Every entry below should be repeated exactly; the pictures should not.

--- Start Input material ---

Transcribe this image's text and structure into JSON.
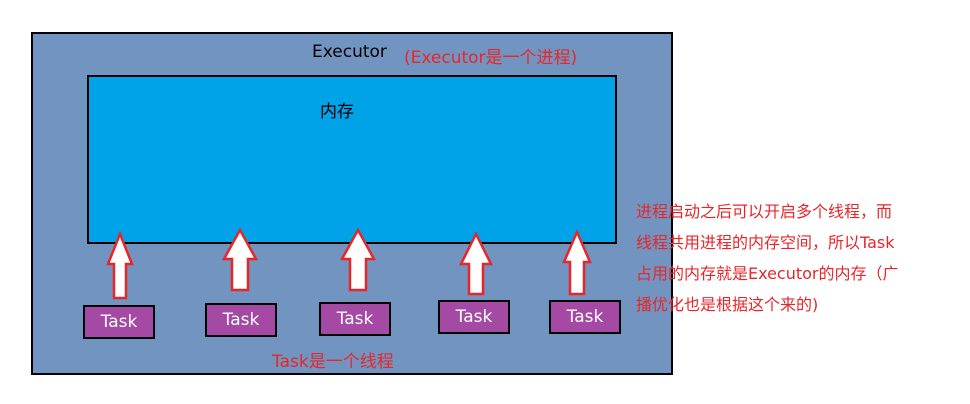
{
  "executor": {
    "title": "Executor",
    "note": "(Executor是一个进程)"
  },
  "memory": {
    "label": "内存"
  },
  "tasks": [
    {
      "label": "Task"
    },
    {
      "label": "Task"
    },
    {
      "label": "Task"
    },
    {
      "label": "Task"
    },
    {
      "label": "Task"
    }
  ],
  "task_note": "Task是一个线程",
  "explanation": {
    "lines": [
      "进程启动之后可以开启多个线程，而",
      "线程共用进程的内存空间，所以Task",
      "占用的内存就是Executor的内存（广",
      "播优化也是根据这个来的)"
    ]
  },
  "colors": {
    "executor_fill": "#7294c0",
    "memory_fill": "#00a3e8",
    "task_fill": "#a449a4",
    "accent_red": "#e8262a"
  }
}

--- End Input material ---

Exercise solution -
Transcribe this image's text and structure into JSON.
{
  "executor": {
    "title": "Executor",
    "note": "(Executor是一个进程)"
  },
  "memory": {
    "label": "内存"
  },
  "tasks": [
    {
      "label": "Task"
    },
    {
      "label": "Task"
    },
    {
      "label": "Task"
    },
    {
      "label": "Task"
    },
    {
      "label": "Task"
    }
  ],
  "task_note": "Task是一个线程",
  "explanation": {
    "lines": [
      "进程启动之后可以开启多个线程，而",
      "线程共用进程的内存空间，所以Task",
      "占用的内存就是Executor的内存（广",
      "播优化也是根据这个来的)"
    ]
  },
  "colors": {
    "executor_fill": "#7294c0",
    "memory_fill": "#00a3e8",
    "task_fill": "#a449a4",
    "accent_red": "#e8262a"
  }
}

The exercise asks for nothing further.